-- start --

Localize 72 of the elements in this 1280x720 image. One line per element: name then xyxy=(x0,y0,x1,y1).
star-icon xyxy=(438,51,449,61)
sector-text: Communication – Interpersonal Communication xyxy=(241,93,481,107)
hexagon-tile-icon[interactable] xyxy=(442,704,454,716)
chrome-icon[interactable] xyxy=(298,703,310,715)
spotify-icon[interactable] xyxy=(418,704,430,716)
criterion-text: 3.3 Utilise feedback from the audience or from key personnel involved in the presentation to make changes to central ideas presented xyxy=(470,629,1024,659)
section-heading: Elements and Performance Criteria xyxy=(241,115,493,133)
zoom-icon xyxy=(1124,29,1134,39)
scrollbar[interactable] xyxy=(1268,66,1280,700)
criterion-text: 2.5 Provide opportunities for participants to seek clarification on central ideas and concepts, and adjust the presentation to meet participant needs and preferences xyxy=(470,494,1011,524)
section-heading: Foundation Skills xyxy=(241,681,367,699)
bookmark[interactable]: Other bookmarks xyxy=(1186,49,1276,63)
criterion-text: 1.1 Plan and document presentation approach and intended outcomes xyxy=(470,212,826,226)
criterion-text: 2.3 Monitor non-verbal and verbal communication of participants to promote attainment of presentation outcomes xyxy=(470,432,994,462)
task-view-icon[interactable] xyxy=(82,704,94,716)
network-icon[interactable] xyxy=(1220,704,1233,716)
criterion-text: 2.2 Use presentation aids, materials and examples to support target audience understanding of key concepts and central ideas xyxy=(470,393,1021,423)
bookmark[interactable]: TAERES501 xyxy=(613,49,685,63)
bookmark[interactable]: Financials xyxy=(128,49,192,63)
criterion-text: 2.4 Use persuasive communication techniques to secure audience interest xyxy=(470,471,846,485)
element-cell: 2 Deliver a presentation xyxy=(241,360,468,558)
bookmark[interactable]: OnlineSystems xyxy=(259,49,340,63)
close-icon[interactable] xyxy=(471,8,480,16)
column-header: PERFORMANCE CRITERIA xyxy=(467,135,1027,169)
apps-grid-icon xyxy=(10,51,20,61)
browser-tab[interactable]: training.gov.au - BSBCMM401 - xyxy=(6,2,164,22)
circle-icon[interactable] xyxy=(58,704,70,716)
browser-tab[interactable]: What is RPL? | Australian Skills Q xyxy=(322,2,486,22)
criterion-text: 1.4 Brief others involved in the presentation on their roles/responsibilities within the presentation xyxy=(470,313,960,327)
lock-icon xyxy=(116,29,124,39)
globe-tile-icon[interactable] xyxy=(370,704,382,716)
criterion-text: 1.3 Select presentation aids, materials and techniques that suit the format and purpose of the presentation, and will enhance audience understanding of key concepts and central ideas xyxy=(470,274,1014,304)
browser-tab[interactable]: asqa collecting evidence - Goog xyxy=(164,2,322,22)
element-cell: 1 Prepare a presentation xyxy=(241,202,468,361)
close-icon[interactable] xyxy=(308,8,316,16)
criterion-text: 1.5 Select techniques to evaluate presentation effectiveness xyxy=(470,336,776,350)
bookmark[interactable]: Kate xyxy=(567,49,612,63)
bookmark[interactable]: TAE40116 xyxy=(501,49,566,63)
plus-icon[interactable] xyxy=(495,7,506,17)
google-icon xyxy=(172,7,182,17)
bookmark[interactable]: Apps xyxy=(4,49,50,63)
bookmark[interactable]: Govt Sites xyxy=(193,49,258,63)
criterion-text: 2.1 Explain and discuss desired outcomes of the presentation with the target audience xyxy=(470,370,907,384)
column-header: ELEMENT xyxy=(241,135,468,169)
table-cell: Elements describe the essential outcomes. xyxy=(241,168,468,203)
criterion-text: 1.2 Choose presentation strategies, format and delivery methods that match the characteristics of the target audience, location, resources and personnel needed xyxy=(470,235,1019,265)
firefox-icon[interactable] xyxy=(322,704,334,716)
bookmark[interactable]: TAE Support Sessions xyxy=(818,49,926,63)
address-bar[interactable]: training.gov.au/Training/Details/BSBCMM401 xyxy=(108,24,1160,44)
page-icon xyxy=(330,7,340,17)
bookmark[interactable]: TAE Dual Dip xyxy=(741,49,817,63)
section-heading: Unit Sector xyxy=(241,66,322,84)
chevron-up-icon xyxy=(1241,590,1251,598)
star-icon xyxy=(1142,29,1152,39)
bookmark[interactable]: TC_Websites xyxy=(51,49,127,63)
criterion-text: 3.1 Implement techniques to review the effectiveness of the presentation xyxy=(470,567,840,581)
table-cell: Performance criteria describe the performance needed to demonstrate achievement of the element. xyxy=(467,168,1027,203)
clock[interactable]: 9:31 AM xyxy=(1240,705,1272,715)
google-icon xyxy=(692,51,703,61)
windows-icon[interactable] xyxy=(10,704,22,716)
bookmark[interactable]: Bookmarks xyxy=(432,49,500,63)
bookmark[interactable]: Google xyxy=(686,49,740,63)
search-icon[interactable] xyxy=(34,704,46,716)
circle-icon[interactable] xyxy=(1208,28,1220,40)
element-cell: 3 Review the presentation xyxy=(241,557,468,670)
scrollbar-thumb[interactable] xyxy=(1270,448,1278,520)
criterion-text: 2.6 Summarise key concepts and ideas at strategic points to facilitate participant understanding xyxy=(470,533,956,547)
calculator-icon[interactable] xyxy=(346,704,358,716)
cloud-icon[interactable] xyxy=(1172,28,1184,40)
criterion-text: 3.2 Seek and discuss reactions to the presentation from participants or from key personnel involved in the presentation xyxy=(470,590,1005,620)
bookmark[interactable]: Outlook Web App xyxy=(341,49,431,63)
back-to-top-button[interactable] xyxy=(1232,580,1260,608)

-- end --

List every line of the items above that contains the string "cell". Case counts.

element-cell: 2 Deliver a presentation xyxy=(241,360,468,558)
element-cell: 1 Prepare a presentation xyxy=(241,202,468,361)
table-cell: Elements describe the essential outcomes. xyxy=(241,168,468,203)
table-cell: Performance criteria describe the performance needed to demonstrate achievement of the element. xyxy=(467,168,1027,203)
element-cell: 3 Review the presentation xyxy=(241,557,468,670)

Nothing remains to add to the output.